#### [Text section]
━━━━━━━━━━

This analysis uses data from the National Longitudinal Survey of Youth (NLSY79) to examine the relationship between educational attainment and income levels. We specifically investigate whether individuals with 16 years of education have higher incomes than those with 12 years of education, using data from 2005 for individuals aged 41-49.

1. Problem Statement

Our primary research question is: Does the income distribution for individuals with 16 years of education significantly exceed that of individuals with 12 years of education? This analysis will explain the relationship between educational attainment and economic outcomes.

2. Data Description and Initial Analysis

# Load necessary libraries
library(tidyverse)    # For data manipulation and visualization
library(car)          # For statistical tests
library(gridExtra)    # For arranging plots
library(ggpubr)      # For publication-ready plots
library(ggthemes)      # For themes
library(ggplot2)      # For visualization 

# Read and prepare the data
education_data <- read.csv("EducationData.csv")

# Create separate datasets for each education level
data_12 <- education_data %>% 
  filter(Educ == 12) %>%
  pull(Income2005)

data_16 <- education_data %>%
  filter(Educ == 16) %>%
  pull(Income2005)

━━━━━━━━━━

#### [Entries provided]

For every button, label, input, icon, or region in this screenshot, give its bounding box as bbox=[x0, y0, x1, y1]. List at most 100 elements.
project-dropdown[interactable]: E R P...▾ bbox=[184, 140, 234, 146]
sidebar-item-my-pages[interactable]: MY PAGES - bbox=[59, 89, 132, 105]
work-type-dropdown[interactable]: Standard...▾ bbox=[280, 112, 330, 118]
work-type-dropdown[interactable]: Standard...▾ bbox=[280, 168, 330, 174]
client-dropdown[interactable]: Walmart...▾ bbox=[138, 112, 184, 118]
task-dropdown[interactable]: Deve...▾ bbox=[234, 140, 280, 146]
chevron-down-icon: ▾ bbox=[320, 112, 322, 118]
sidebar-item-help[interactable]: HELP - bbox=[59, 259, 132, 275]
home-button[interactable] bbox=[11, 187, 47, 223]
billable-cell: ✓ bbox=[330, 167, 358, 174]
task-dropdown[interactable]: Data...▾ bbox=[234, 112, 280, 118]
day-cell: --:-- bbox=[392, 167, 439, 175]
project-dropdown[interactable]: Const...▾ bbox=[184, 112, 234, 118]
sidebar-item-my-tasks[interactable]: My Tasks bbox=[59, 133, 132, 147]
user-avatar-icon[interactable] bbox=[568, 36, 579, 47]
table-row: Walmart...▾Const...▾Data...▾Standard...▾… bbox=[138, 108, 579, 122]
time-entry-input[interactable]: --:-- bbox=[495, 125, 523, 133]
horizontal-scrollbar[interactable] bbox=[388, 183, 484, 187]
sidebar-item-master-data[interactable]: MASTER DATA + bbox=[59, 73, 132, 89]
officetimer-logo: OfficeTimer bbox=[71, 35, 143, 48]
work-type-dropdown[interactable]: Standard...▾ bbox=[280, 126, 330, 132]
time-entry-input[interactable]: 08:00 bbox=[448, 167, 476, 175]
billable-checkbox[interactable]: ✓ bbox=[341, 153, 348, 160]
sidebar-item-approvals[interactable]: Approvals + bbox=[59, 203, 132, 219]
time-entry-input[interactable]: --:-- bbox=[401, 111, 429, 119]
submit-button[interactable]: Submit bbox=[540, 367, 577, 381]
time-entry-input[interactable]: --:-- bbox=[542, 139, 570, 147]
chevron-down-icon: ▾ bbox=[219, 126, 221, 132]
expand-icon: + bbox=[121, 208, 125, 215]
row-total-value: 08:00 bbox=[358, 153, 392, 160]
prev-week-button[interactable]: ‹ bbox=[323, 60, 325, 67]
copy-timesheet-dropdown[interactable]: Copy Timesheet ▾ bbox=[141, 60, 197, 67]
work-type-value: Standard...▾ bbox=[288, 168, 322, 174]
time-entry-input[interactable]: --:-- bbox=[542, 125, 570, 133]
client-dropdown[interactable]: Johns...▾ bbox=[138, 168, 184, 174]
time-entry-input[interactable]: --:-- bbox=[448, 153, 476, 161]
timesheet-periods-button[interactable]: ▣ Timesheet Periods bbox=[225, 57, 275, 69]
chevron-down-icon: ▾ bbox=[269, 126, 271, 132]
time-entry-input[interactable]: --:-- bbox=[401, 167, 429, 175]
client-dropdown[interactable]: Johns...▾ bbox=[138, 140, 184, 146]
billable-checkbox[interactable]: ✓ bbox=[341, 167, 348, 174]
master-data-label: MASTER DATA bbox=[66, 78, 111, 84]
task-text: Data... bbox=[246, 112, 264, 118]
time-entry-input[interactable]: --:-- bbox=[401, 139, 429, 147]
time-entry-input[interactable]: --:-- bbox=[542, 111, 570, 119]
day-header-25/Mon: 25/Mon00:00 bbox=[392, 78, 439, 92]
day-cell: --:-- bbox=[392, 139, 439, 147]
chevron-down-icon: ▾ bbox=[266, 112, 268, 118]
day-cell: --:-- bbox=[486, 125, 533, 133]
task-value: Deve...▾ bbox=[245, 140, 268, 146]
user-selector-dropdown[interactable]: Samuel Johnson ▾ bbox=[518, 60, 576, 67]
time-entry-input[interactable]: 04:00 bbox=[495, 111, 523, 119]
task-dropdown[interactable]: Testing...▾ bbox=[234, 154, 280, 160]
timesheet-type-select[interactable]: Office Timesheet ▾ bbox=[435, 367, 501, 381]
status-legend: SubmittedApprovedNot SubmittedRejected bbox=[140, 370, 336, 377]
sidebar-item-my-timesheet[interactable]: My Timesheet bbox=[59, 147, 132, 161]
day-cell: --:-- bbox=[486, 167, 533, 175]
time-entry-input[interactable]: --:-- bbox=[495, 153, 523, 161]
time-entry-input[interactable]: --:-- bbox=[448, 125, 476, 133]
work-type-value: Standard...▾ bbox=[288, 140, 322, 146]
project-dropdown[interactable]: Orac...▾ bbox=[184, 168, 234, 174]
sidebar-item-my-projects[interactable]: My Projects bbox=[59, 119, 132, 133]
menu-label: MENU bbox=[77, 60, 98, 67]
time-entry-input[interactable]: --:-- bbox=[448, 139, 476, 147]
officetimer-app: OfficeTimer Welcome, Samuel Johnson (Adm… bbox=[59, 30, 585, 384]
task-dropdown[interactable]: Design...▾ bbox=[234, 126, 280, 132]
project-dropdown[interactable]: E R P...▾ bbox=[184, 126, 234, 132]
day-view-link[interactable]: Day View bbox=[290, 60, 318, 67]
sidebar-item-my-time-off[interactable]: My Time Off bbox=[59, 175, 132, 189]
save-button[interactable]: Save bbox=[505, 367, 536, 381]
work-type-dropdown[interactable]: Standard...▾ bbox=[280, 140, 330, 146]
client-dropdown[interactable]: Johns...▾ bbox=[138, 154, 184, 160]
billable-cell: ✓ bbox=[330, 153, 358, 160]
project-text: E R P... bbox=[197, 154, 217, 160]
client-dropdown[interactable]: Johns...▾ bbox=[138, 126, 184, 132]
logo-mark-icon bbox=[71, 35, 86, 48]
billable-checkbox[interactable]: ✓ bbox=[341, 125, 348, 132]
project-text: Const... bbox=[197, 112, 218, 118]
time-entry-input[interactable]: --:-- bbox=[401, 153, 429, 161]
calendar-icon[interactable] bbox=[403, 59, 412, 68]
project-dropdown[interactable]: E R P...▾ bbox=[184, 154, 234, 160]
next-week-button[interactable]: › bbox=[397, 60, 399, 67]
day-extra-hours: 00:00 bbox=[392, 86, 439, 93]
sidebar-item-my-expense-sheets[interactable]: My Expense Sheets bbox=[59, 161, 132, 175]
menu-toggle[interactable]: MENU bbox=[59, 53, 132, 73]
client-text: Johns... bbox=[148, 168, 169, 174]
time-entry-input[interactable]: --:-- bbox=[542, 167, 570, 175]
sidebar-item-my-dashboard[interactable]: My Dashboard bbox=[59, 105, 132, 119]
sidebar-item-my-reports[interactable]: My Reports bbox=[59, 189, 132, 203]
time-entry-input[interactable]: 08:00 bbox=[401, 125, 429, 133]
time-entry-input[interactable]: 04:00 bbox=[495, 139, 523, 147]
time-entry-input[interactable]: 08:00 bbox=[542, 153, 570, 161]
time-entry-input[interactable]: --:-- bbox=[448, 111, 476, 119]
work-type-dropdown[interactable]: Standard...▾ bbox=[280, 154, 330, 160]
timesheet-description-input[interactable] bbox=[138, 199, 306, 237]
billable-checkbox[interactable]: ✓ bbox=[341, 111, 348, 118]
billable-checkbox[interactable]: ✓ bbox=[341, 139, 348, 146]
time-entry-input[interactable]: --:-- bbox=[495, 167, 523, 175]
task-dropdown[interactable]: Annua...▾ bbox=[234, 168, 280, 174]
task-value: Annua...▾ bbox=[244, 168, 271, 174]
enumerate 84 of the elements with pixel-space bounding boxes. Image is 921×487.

━━━━━━━━━━

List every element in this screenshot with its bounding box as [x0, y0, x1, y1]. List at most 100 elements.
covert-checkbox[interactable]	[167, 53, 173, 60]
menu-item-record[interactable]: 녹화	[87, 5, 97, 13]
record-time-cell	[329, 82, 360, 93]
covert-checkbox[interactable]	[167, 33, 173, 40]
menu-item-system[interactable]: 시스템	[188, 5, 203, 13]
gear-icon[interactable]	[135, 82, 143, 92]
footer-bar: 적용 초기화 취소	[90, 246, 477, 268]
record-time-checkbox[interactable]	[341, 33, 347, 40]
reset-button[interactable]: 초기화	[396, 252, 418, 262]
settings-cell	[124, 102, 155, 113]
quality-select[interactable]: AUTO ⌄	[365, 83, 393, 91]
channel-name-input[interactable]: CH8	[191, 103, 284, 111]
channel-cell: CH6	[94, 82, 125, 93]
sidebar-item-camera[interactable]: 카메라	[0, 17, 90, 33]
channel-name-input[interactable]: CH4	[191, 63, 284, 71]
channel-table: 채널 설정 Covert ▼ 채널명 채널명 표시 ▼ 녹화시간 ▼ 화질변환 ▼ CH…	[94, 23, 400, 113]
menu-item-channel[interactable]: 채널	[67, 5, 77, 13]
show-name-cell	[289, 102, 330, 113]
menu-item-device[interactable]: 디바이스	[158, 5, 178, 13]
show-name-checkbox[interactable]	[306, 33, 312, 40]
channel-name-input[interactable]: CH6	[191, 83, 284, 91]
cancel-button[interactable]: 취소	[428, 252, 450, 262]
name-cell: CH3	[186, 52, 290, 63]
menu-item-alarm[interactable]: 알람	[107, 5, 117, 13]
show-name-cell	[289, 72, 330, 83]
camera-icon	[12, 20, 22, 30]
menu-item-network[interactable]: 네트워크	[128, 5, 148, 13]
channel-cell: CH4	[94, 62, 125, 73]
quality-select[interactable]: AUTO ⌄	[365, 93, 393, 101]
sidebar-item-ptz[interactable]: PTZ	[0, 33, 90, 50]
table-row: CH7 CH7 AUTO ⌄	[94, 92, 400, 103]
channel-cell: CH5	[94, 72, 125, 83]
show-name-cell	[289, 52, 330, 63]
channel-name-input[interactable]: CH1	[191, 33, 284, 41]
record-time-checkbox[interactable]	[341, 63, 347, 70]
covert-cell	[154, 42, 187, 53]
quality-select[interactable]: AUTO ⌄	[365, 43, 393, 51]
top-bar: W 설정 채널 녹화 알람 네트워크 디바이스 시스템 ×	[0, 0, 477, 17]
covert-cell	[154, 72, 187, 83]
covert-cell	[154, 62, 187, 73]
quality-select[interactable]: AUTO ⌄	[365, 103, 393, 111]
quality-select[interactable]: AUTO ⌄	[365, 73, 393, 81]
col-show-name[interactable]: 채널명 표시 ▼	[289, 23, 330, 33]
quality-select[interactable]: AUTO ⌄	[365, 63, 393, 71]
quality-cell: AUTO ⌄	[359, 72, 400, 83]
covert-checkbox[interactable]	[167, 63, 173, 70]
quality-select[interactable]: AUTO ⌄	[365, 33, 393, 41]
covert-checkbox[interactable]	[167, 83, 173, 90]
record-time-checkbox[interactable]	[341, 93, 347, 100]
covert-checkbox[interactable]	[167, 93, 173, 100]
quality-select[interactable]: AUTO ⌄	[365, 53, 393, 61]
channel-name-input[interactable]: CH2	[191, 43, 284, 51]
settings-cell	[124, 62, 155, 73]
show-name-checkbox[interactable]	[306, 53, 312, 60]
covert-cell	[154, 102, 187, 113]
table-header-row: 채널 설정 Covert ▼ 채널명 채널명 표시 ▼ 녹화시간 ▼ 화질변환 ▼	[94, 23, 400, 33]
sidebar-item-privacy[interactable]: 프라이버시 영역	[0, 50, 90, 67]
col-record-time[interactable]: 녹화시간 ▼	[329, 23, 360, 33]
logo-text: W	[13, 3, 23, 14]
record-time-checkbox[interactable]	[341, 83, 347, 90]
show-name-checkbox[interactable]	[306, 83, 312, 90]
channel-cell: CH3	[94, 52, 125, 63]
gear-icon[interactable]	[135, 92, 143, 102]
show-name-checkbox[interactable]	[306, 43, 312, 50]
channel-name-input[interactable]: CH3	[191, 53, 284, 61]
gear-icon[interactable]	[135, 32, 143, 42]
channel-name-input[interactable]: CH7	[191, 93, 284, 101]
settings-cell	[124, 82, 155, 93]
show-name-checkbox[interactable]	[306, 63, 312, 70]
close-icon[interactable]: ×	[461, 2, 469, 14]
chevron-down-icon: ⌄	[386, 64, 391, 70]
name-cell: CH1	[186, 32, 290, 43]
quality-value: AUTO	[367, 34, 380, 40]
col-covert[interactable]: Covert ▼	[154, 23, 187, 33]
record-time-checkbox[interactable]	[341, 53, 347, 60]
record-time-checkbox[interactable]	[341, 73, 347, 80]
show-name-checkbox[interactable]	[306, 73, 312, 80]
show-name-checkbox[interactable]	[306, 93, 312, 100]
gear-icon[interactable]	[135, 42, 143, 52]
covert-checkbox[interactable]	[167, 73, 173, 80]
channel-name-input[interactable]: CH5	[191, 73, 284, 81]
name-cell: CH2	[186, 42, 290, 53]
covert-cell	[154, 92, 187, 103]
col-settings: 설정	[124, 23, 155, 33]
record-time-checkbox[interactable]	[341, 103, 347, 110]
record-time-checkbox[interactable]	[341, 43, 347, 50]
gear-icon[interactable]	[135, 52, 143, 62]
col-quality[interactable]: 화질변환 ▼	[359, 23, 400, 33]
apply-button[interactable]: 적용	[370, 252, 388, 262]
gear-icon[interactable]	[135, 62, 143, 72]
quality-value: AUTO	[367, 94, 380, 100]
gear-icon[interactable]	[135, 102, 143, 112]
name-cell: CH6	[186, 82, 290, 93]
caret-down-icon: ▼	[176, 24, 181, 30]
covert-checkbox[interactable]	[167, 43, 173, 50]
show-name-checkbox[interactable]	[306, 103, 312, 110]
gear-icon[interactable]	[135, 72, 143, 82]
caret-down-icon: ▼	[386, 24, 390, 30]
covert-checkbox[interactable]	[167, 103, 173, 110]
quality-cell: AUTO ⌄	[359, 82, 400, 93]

━━━━━━━━━━

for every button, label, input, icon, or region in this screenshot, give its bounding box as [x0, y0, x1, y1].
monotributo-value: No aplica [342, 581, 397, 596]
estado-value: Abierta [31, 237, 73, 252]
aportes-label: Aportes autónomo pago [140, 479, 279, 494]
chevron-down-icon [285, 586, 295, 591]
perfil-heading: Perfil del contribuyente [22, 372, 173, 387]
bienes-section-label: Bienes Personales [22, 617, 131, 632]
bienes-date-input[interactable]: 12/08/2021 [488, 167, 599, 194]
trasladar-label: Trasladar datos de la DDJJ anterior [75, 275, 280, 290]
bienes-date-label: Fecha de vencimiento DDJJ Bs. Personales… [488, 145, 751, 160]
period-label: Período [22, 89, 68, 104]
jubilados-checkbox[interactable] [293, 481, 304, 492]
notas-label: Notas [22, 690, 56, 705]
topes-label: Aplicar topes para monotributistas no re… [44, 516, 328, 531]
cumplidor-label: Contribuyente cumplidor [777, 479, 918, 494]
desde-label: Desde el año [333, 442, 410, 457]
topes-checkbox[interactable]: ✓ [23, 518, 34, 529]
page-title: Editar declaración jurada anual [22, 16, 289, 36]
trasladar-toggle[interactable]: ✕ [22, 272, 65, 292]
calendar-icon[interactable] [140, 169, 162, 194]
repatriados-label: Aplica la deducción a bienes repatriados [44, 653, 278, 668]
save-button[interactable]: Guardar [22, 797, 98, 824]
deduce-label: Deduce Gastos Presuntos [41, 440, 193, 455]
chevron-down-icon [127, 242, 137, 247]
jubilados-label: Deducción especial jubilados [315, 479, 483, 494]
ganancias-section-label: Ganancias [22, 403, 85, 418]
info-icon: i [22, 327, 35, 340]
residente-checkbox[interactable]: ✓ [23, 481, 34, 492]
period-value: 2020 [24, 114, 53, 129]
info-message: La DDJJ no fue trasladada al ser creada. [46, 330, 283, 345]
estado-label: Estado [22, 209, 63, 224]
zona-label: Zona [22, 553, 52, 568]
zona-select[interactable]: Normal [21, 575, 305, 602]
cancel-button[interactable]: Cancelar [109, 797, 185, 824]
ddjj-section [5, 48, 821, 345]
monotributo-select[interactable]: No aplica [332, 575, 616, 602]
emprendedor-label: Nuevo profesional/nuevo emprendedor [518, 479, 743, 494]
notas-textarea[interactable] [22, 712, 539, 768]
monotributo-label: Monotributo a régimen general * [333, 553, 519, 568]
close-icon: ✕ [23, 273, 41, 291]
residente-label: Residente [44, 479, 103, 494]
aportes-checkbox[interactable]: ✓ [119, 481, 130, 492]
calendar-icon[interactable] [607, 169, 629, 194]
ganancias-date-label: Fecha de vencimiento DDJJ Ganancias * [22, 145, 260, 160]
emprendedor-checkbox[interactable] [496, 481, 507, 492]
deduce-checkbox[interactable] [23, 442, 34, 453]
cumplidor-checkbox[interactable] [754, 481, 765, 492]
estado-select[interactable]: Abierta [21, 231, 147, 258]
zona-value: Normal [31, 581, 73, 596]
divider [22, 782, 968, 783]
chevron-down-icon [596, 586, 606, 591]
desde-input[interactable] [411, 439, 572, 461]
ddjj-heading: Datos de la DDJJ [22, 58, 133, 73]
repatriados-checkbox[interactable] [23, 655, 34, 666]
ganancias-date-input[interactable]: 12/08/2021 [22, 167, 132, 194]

━━━━━━━━━━

#### [Tasks for this exercise]
1/ Answer these questions from the NLSY79 education and income analysis:
(a) Which survey supplies the data for the study?
(b) What age range do the individuals in the 2005 data cover?
(c) Which file does the R code read into education_data?
2/ Carry on the NLSY79 education and income analysis, starting right after its final line of R code.
The data shown above are not needed for any of the tasks.

#### [Results]
1/
(a) The National Longitudinal Survey of Youth (NLSY79).
(b) Ages 41-49.
(c) "EducationData.csv".

2/
# Calculate summary statistics
summary_stats <- data.frame(
  Education = c("12 years", "16 years"),
  N = c(length(data_12), length(data_16)),
  Mean = c(mean(data_12), mean(data_16)),
  SD = c(sd(data_12), sd(data_16)),
  Min = c(min(data_12), min(data_16)),
  Max = c(max(data_12), max(data_16)),
  Ratio = c(max(data_12)/min(data_12), max(data_16)/min(data_16))
)

# Add formatted columns for better reporting
summary_stats <- summary_stats %>%
  mutate(
    Mean_Formatted = scales::dollar(Mean),
    SD_Formatted = scales::dollar(SD),
    Range = paste(scales::dollar(Min), "-", scales::dollar(Max))
  )

# Create visualization function for distributions
plot_distributions <- function(data_12, data_16, scale = "original") {
  data_combined <- data.frame(
    Income = c(if(scale == "log") log(data_12) else data_12,
               if(scale == "log") log(data_16) else data_16),
    Education = factor(rep(c("12 Years", "16 Years"), 
                         c(length(data_12), length(data_16))))
  )
  
  # Create histogram
  p1 <- ggplot(data_combined, aes(x = Income, fill = Education)) +
    geom_histogram(alpha = 0.6, position = "identity", bins = 30) +
    labs(title = paste(if(scale == "log") "Log-" else "", "Income Distribution by Education Level"),
         x = if(scale == "log") "Log Income" else "Income ($)",
         y = "Count") +
    theme_economist() +
    scale_fill_brewer(palette = "Set2")
  
  # Create density plot
  p2 <- ggplot(data_combined, aes(x = Income, fill = Education)) +
    geom_density(alpha = 0.6) +
    labs(title = paste(if(scale == "log") "Log-" else "", "Income Density by Education Level"),
         x = if(scale == "log") "Log Income" else "Income ($)",
         y = "Density") +
    theme_economist() +
    scale_fill_brewer(palette = "Set2")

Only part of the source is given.